Given problem:
Search the data below for "Comparison"; list each line that holds it.

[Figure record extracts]
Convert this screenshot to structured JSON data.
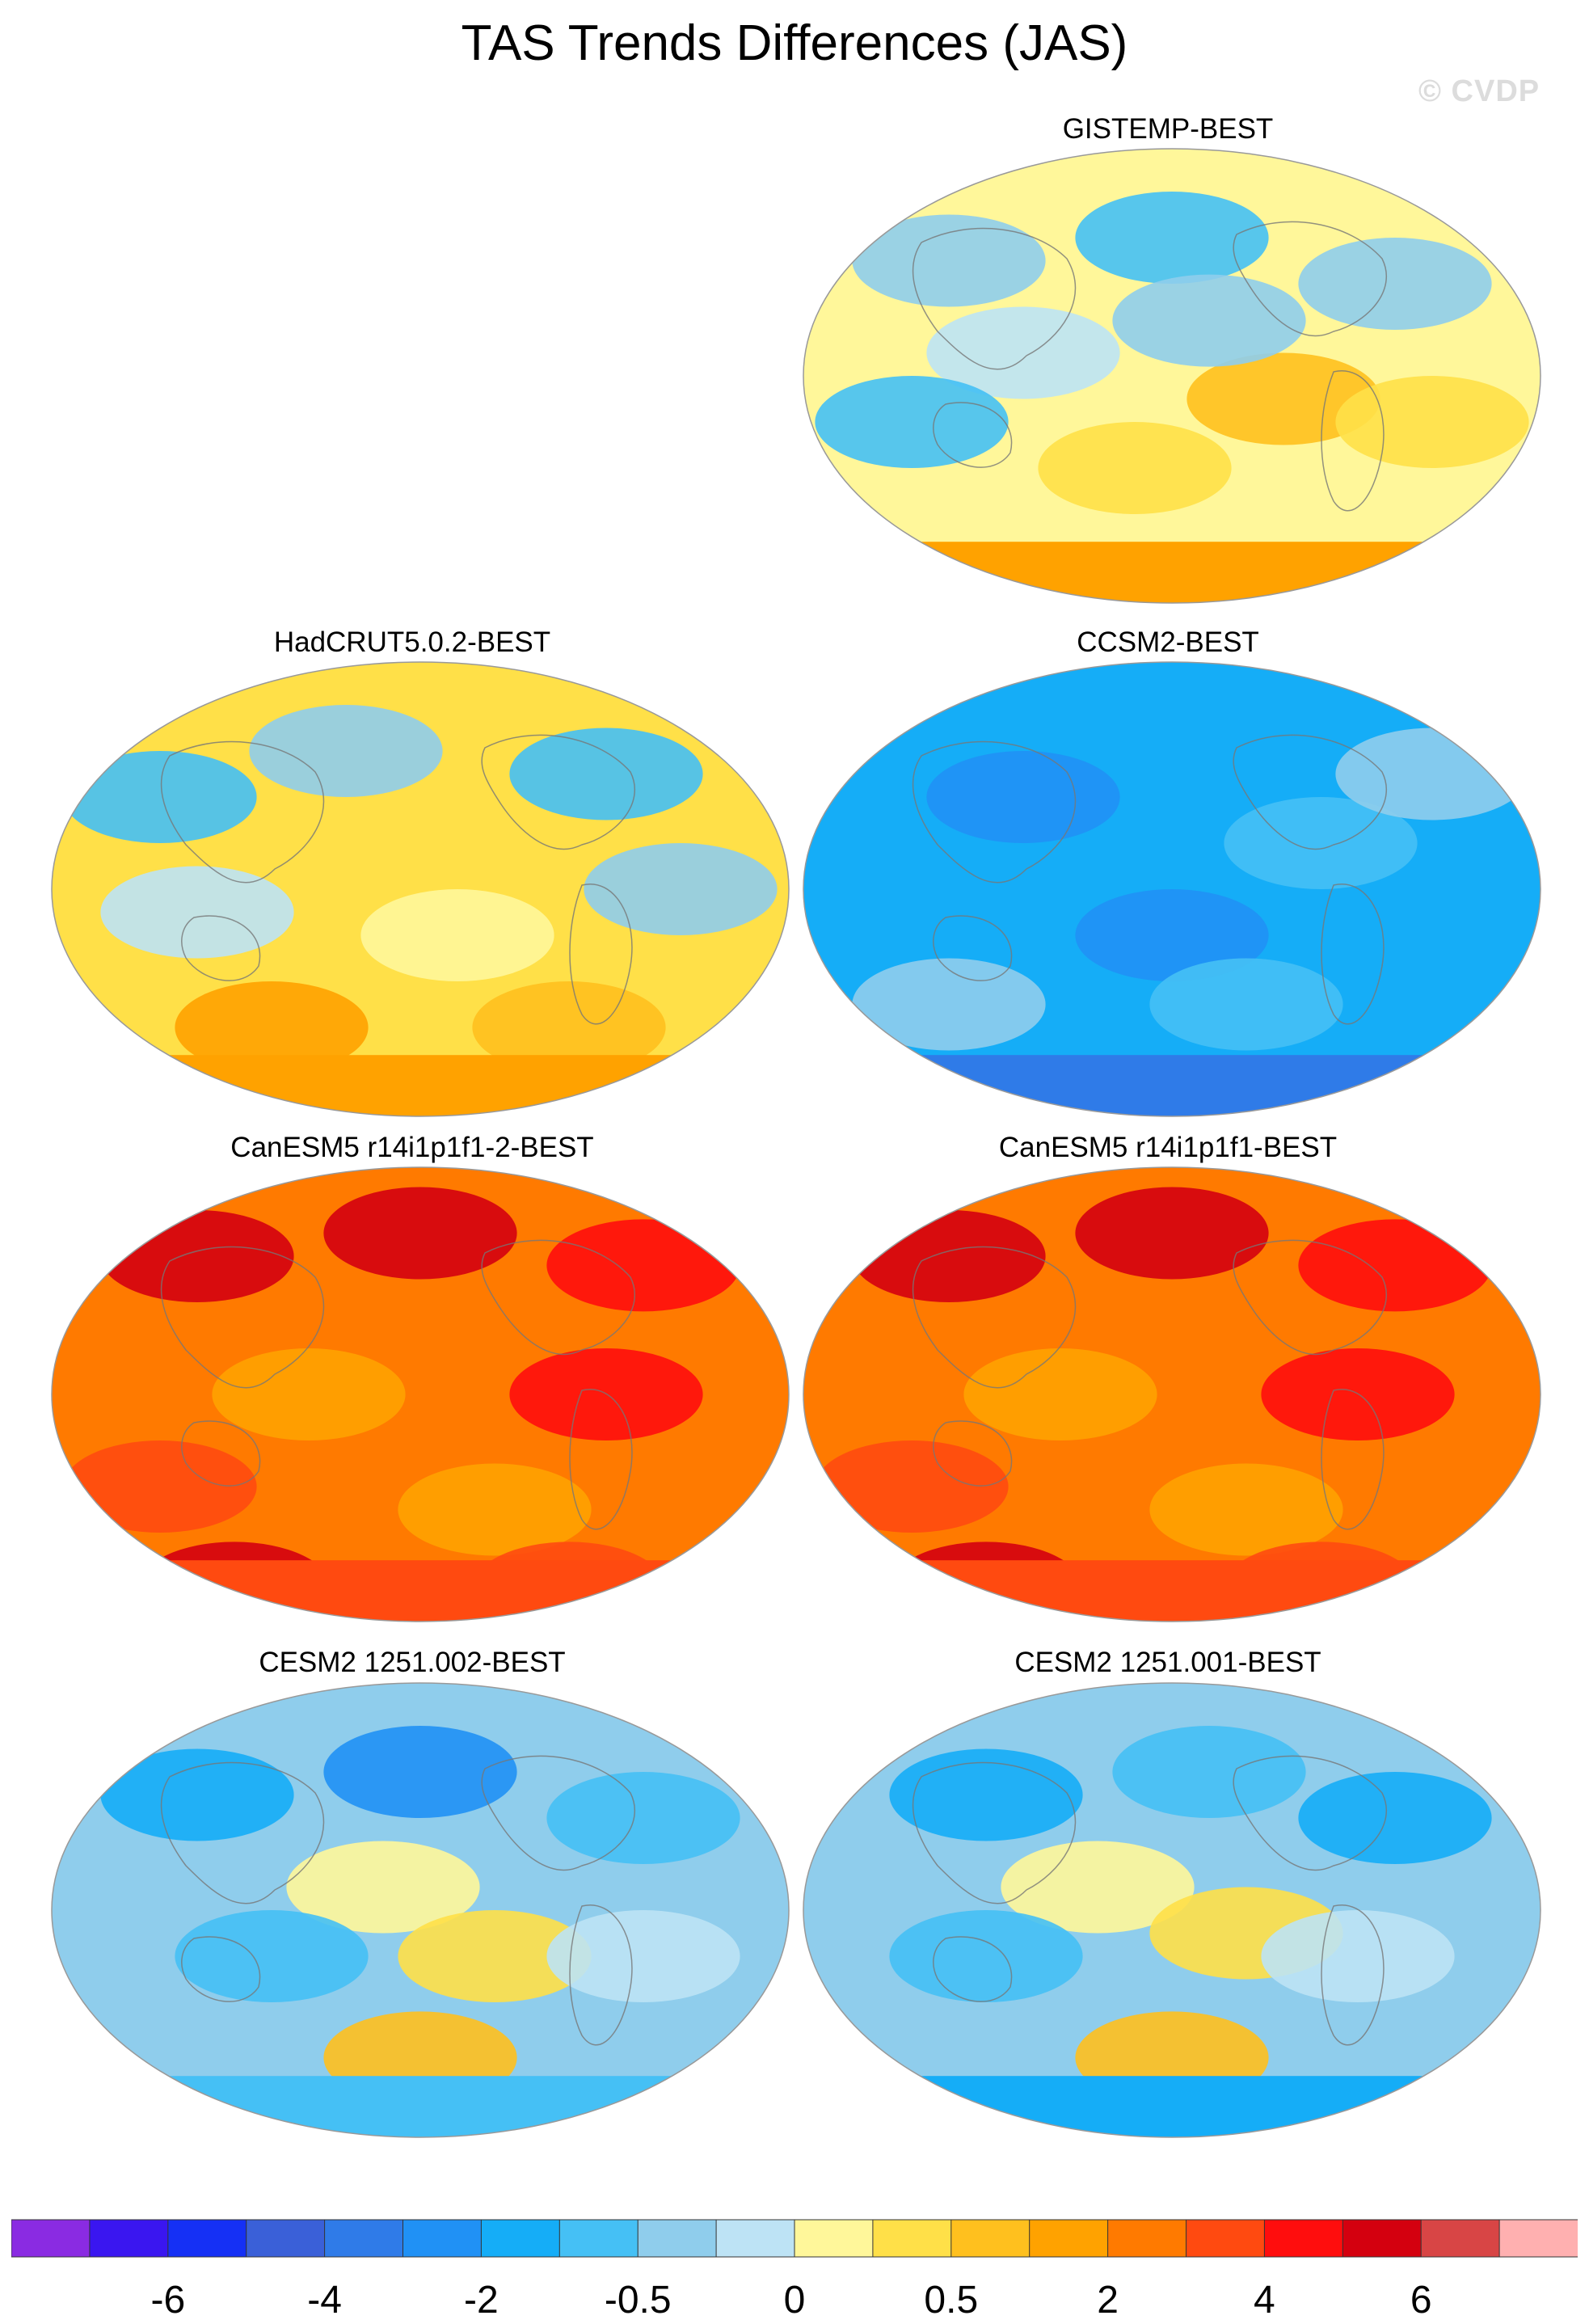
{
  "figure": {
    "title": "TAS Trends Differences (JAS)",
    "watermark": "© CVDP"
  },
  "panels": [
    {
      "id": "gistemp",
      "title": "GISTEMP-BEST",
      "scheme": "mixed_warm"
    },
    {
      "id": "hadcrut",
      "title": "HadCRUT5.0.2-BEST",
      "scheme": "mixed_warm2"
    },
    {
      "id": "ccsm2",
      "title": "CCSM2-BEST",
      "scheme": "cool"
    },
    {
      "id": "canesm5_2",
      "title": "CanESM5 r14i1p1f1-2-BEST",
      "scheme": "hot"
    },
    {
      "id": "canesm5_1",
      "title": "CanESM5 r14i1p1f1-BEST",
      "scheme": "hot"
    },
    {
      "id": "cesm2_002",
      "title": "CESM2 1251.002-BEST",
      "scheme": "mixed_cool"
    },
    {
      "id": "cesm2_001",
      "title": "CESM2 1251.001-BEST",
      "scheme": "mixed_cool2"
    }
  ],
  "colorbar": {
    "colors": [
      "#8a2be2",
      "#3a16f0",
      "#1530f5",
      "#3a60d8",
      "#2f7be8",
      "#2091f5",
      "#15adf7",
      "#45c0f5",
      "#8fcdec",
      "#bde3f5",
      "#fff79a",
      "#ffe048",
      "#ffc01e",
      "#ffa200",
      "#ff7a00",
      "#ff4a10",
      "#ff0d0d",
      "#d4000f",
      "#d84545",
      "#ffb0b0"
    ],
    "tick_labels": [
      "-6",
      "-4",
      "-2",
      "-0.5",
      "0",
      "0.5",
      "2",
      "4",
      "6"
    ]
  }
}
==
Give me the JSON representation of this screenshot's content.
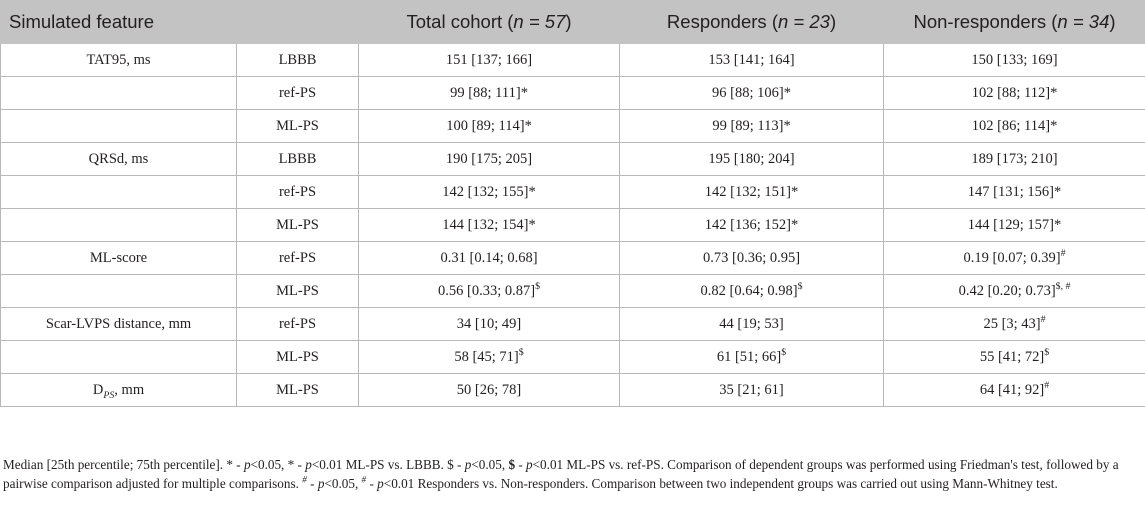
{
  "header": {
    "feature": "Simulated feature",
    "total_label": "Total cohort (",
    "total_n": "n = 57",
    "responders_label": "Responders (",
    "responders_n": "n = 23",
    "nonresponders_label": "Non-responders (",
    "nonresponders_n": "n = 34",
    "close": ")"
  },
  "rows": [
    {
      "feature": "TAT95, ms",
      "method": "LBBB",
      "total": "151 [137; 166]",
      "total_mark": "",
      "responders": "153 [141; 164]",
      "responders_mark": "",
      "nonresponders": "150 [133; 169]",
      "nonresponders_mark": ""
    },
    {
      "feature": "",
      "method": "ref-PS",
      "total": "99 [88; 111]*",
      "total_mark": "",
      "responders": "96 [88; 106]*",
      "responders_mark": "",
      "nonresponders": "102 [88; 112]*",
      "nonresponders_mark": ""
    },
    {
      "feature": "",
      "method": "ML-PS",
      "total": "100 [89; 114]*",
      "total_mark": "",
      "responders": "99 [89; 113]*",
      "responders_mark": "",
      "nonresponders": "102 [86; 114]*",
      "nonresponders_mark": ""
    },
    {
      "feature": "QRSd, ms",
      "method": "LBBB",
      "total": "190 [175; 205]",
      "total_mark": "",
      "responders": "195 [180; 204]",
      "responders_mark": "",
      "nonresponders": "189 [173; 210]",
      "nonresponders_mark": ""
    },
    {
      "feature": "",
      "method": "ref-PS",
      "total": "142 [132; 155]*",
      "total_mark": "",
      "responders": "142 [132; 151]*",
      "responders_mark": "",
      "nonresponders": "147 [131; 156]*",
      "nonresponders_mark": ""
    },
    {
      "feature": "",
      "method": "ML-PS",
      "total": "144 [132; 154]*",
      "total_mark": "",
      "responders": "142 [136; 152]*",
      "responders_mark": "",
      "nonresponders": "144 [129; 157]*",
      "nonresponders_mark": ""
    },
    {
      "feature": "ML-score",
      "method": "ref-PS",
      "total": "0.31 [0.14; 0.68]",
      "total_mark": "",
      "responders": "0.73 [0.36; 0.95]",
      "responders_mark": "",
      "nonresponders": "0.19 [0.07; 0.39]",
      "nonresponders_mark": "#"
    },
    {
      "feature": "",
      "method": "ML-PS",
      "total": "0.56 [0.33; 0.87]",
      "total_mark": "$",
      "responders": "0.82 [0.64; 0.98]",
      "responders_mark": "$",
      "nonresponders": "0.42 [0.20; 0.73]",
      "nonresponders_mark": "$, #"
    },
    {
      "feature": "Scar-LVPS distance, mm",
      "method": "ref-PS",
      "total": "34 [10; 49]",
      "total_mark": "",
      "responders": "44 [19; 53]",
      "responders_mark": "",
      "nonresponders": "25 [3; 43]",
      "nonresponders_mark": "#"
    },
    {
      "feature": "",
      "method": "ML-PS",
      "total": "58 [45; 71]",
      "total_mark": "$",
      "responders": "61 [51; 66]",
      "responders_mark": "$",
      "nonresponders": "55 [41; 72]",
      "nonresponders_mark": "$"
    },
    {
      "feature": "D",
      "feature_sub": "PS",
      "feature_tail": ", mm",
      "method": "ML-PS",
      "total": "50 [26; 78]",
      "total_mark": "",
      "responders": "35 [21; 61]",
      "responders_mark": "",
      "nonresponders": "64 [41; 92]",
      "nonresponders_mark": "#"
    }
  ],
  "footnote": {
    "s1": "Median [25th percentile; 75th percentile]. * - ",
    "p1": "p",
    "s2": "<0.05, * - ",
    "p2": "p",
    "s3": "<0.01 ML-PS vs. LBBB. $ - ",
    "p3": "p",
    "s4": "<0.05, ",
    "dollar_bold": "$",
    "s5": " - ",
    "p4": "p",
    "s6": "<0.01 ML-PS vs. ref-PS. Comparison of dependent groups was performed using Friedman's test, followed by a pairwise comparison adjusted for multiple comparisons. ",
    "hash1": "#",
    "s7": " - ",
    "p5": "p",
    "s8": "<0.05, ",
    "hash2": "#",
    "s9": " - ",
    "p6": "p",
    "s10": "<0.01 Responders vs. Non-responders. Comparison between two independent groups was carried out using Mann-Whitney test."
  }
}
* * *
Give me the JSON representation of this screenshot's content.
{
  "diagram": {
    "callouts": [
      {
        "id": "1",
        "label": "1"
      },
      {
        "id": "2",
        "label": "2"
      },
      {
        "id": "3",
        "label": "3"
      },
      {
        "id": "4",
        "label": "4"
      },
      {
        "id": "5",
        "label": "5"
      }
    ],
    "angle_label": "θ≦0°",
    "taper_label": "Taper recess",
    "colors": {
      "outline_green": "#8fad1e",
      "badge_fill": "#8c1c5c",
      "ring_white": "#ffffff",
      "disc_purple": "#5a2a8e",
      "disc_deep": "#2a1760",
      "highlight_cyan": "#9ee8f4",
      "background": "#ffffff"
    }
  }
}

Exercise solution:
    "s6": "<0.01 ML-PS vs. ref-PS. Comparison of dependent groups was performed using Friedman's test, followed by a pairwise comparison adjusted for multiple comparisons. ",
    "s10": "<0.01 Responders vs. Non-responders. Comparison between two independent groups was carried out using Mann-Whitney test."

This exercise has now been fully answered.